Stored entries:
******************************

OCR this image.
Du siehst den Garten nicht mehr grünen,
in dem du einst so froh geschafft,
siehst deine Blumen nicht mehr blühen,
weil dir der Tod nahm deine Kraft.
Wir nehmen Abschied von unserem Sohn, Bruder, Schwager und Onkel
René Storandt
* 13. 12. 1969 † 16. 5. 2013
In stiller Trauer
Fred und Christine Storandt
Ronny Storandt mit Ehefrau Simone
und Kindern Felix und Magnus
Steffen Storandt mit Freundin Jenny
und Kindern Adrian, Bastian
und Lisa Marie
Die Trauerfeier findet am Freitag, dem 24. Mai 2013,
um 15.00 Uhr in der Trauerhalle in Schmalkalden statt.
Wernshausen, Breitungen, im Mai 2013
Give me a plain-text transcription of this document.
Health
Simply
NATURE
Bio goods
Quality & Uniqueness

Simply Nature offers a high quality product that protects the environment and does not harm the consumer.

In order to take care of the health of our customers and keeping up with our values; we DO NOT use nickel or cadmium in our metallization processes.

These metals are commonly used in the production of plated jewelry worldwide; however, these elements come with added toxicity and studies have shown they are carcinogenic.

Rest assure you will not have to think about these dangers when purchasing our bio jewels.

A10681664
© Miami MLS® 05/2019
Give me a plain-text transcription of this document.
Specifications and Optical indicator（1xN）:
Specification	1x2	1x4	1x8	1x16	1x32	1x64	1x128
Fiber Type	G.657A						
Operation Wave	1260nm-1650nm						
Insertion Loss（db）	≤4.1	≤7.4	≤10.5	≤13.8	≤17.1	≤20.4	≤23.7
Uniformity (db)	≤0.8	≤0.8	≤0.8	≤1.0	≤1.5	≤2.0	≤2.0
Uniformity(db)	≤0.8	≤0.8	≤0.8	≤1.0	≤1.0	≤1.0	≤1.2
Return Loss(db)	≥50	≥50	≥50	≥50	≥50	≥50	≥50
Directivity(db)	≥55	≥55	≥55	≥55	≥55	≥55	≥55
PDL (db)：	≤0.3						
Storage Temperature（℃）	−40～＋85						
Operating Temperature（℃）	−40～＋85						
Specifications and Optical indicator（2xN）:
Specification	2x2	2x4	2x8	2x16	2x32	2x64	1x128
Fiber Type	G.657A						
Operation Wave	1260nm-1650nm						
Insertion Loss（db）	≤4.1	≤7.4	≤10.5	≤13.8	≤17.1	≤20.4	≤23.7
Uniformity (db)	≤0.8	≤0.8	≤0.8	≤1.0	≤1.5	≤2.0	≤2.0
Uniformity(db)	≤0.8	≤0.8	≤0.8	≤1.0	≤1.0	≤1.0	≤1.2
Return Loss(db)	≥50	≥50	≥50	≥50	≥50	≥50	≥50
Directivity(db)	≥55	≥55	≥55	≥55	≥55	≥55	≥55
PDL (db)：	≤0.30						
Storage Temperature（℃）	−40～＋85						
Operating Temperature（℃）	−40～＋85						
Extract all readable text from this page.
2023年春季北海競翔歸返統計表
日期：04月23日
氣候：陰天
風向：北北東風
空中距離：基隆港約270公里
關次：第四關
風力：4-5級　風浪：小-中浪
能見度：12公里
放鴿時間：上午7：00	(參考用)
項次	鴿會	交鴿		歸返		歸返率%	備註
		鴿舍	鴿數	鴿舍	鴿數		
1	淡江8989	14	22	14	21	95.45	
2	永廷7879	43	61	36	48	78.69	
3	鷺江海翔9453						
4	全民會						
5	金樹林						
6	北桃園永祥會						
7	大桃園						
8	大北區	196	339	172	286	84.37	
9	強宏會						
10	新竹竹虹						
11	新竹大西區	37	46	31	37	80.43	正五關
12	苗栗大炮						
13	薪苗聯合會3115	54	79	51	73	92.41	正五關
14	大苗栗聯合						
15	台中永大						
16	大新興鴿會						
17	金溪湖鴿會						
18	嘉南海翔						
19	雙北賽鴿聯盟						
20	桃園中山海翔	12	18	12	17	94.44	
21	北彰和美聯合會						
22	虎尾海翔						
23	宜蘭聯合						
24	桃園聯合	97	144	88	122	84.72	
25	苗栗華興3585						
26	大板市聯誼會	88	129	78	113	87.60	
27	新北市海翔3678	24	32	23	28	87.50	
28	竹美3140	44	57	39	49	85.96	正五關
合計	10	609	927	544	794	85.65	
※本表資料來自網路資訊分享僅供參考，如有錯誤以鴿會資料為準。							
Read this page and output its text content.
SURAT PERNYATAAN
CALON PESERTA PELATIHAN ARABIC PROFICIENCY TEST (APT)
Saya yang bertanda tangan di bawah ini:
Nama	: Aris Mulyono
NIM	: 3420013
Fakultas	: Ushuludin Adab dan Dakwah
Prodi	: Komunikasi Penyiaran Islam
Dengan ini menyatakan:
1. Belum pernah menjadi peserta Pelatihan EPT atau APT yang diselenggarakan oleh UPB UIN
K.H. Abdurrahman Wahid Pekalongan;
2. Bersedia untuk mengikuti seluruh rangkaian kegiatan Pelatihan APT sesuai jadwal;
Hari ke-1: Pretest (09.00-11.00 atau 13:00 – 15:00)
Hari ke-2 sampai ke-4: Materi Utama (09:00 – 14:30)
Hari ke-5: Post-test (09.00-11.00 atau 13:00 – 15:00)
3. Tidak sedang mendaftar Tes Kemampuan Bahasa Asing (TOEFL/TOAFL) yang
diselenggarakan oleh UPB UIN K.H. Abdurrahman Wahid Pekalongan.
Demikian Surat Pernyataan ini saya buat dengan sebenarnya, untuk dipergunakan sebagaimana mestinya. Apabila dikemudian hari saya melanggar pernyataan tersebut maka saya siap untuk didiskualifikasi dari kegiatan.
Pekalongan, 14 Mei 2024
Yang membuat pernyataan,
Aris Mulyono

******************************

Write the material out again in its entirety, exactly as shown.

OCR this image.
Du siehst den Garten nicht mehr grünen,
in dem du einst so froh geschafft,
siehst deine Blumen nicht mehr blühen,
weil dir der Tod nahm deine Kraft.
Wir nehmen Abschied von unserem Sohn, Bruder, Schwager und Onkel
René Storandt
* 13. 12. 1969 † 16. 5. 2013
In stiller Trauer
Fred und Christine Storandt
Ronny Storandt mit Ehefrau Simone
und Kindern Felix und Magnus
Steffen Storandt mit Freundin Jenny
und Kindern Adrian, Bastian
und Lisa Marie
Die Trauerfeier findet am Freitag, dem 24. Mai 2013,
um 15.00 Uhr in der Trauerhalle in Schmalkalden statt.
Wernshausen, Breitungen, im Mai 2013
Give me a plain-text transcription of this document.
Health
Simply
NATURE
Bio goods
Quality & Uniqueness

Simply Nature offers a high quality product that protects the environment and does not harm the consumer.

In order to take care of the health of our customers and keeping up with our values; we DO NOT use nickel or cadmium in our metallization processes.

These metals are commonly used in the production of plated jewelry worldwide; however, these elements come with added toxicity and studies have shown they are carcinogenic.

Rest assure you will not have to think about these dangers when purchasing our bio jewels.

A10681664
© Miami MLS® 05/2019
Give me a plain-text transcription of this document.
Specifications and Optical indicator（1xN）:
Specification	1x2	1x4	1x8	1x16	1x32	1x64	1x128
Fiber Type	G.657A						
Operation Wave	1260nm-1650nm						
Insertion Loss（db）	≤4.1	≤7.4	≤10.5	≤13.8	≤17.1	≤20.4	≤23.7
Uniformity (db)	≤0.8	≤0.8	≤0.8	≤1.0	≤1.5	≤2.0	≤2.0
Uniformity(db)	≤0.8	≤0.8	≤0.8	≤1.0	≤1.0	≤1.0	≤1.2
Return Loss(db)	≥50	≥50	≥50	≥50	≥50	≥50	≥50
Directivity(db)	≥55	≥55	≥55	≥55	≥55	≥55	≥55
PDL (db)：	≤0.3						
Storage Temperature（℃）	−40～＋85						
Operating Temperature（℃）	−40～＋85						
Specifications and Optical indicator（2xN）:
Specification	2x2	2x4	2x8	2x16	2x32	2x64	1x128
Fiber Type	G.657A						
Operation Wave	1260nm-1650nm						
Insertion Loss（db）	≤4.1	≤7.4	≤10.5	≤13.8	≤17.1	≤20.4	≤23.7
Uniformity (db)	≤0.8	≤0.8	≤0.8	≤1.0	≤1.5	≤2.0	≤2.0
Uniformity(db)	≤0.8	≤0.8	≤0.8	≤1.0	≤1.0	≤1.0	≤1.2
Return Loss(db)	≥50	≥50	≥50	≥50	≥50	≥50	≥50
Directivity(db)	≥55	≥55	≥55	≥55	≥55	≥55	≥55
PDL (db)：	≤0.30						
Storage Temperature（℃）	−40～＋85						
Operating Temperature（℃）	−40～＋85						
Extract all readable text from this page.
2023年春季北海競翔歸返統計表
日期：04月23日
氣候：陰天
風向：北北東風
空中距離：基隆港約270公里
關次：第四關
風力：4-5級　風浪：小-中浪
能見度：12公里
放鴿時間：上午7：00	(參考用)
項次	鴿會	交鴿		歸返		歸返率%	備註
		鴿舍	鴿數	鴿舍	鴿數		
1	淡江8989	14	22	14	21	95.45	
2	永廷7879	43	61	36	48	78.69	
3	鷺江海翔9453						
4	全民會						
5	金樹林						
6	北桃園永祥會						
7	大桃園						
8	大北區	196	339	172	286	84.37	
9	強宏會						
10	新竹竹虹						
11	新竹大西區	37	46	31	37	80.43	正五關
12	苗栗大炮						
13	薪苗聯合會3115	54	79	51	73	92.41	正五關
14	大苗栗聯合						
15	台中永大						
16	大新興鴿會						
17	金溪湖鴿會						
18	嘉南海翔						
19	雙北賽鴿聯盟						
20	桃園中山海翔	12	18	12	17	94.44	
21	北彰和美聯合會						
22	虎尾海翔						
23	宜蘭聯合						
24	桃園聯合	97	144	88	122	84.72	
25	苗栗華興3585						
26	大板市聯誼會	88	129	78	113	87.60	
27	新北市海翔3678	24	32	23	28	87.50	
28	竹美3140	44	57	39	49	85.96	正五關
合計	10	609	927	544	794	85.65	
※本表資料來自網路資訊分享僅供參考，如有錯誤以鴿會資料為準。							
Read this page and output its text content.
SURAT PERNYATAAN
CALON PESERTA PELATIHAN ARABIC PROFICIENCY TEST (APT)
Saya yang bertanda tangan di bawah ini:
Nama	: Aris Mulyono
NIM	: 3420013
Fakultas	: Ushuludin Adab dan Dakwah
Prodi	: Komunikasi Penyiaran Islam
Dengan ini menyatakan:
1. Belum pernah menjadi peserta Pelatihan EPT atau APT yang diselenggarakan oleh UPB UIN
K.H. Abdurrahman Wahid Pekalongan;
2. Bersedia untuk mengikuti seluruh rangkaian kegiatan Pelatihan APT sesuai jadwal;
Hari ke-1: Pretest (09.00-11.00 atau 13:00 – 15:00)
Hari ke-2 sampai ke-4: Materi Utama (09:00 – 14:30)
Hari ke-5: Post-test (09.00-11.00 atau 13:00 – 15:00)
3. Tidak sedang mendaftar Tes Kemampuan Bahasa Asing (TOEFL/TOAFL) yang
diselenggarakan oleh UPB UIN K.H. Abdurrahman Wahid Pekalongan.
Demikian Surat Pernyataan ini saya buat dengan sebenarnya, untuk dipergunakan sebagaimana mestinya. Apabila dikemudian hari saya melanggar pernyataan tersebut maka saya siap untuk didiskualifikasi dari kegiatan.
Pekalongan, 14 Mei 2024
Yang membuat pernyataan,
Aris Mulyono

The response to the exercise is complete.